▶ **PROMPT**
Locate each line of the material that contains "Advanced", then return it.
#####
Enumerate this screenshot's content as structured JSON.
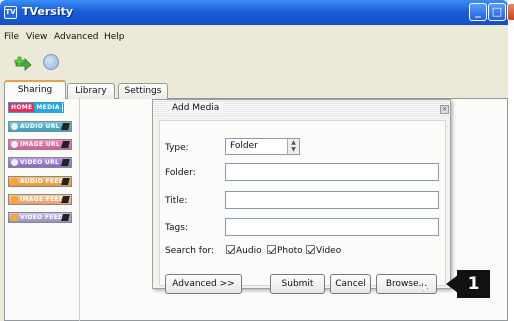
{
  "window": {
    "title": "TVersity"
  },
  "menu": [
    "File",
    "View",
    "Advanced",
    "Help"
  ],
  "tabs": [
    "Sharing",
    "Library",
    "Settings"
  ],
  "sidebar": {
    "home": [
      "HOME",
      "MEDIA"
    ],
    "items": [
      "AUDIO URL",
      "IMAGE URL",
      "VIDEO URL",
      "AUDIO FEED",
      "IMAGE FEED",
      "VIDEO FEED"
    ]
  },
  "dialog": {
    "title": "Add Media",
    "type_label": "Type:",
    "type_value": "Folder",
    "folder_label": "Folder:",
    "title_label": "Title:",
    "tags_label": "Tags:",
    "search_for_label": "Search for:",
    "checkboxes": [
      "Audio",
      "Photo",
      "Video"
    ],
    "advanced_button": "Advanced >>",
    "submit_button": "Submit",
    "cancel_button": "Cancel",
    "browse_button": "Browse..."
  },
  "callout": {
    "number": "1"
  }
}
#####
▶ **FINISHED EXERCISE**
    "Advanced",
    "advanced_button": "Advanced >>",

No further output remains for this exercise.